— start —

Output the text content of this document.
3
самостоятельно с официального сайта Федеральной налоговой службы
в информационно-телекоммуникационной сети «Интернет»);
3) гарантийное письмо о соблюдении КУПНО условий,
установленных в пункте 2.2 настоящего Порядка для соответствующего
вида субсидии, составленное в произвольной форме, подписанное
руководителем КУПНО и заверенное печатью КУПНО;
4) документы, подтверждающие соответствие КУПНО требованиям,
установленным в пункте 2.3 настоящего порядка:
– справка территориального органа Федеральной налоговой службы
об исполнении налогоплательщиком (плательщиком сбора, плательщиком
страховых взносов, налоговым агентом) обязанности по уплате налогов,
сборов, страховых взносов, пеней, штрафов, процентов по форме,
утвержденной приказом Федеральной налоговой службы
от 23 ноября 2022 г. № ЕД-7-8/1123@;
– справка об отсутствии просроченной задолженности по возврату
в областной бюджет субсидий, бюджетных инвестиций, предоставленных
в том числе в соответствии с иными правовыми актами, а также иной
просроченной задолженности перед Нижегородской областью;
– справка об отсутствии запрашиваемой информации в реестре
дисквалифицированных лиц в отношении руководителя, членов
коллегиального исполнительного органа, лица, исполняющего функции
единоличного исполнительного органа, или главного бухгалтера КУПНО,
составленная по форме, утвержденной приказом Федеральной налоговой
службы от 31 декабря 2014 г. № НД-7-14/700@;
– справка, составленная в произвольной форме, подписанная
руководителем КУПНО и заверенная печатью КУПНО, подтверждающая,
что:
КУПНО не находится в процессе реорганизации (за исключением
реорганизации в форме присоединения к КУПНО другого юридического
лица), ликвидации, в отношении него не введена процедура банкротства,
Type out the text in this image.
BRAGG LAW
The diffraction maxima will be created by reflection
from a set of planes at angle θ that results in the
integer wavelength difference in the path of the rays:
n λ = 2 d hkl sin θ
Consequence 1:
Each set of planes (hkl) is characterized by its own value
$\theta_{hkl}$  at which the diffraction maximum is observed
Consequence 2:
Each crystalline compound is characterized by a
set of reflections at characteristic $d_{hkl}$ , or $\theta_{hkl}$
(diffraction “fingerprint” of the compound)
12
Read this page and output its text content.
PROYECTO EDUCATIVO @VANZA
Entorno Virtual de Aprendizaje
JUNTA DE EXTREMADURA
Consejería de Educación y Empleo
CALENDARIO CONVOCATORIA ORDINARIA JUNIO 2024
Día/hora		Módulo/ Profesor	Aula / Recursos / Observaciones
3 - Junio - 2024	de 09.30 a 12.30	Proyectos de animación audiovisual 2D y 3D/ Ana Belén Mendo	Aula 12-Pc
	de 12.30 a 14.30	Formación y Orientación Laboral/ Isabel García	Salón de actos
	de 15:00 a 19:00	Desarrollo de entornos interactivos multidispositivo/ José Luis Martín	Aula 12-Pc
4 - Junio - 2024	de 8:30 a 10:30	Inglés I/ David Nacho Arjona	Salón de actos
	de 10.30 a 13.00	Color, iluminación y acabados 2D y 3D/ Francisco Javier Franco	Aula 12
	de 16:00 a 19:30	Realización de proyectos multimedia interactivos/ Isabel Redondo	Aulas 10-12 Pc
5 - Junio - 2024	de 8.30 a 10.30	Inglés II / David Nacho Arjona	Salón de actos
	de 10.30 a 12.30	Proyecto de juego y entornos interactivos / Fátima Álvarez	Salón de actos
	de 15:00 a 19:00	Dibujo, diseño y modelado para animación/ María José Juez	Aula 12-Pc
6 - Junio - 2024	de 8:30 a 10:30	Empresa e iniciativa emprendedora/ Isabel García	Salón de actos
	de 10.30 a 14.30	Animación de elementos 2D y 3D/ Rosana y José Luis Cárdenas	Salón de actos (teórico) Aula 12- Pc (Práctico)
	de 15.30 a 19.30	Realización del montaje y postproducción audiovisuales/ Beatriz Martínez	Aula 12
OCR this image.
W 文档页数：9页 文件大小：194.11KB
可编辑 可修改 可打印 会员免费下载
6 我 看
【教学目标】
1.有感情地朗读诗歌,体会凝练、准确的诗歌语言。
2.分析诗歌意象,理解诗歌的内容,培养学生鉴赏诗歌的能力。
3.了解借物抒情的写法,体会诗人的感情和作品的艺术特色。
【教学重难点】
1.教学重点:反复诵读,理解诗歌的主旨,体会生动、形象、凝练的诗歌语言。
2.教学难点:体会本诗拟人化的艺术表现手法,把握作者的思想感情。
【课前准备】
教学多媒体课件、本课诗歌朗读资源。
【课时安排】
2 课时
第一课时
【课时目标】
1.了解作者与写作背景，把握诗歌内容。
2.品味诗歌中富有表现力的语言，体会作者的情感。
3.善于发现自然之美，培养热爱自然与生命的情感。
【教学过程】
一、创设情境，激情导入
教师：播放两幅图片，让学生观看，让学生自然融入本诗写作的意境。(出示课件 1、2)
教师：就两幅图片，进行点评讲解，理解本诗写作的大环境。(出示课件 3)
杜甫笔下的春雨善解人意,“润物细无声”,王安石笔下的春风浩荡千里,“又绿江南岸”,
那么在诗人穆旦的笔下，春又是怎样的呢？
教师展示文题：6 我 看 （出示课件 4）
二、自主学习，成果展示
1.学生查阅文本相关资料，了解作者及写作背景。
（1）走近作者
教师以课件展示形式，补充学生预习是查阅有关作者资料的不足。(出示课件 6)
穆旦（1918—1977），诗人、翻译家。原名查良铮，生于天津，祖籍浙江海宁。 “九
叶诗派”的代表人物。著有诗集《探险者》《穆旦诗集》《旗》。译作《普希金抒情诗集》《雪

— end —

WHAT IS REQUIRED: Give only the number of lines in the entries above that contain the string "реорганизации".

WORKED ANSWER: 2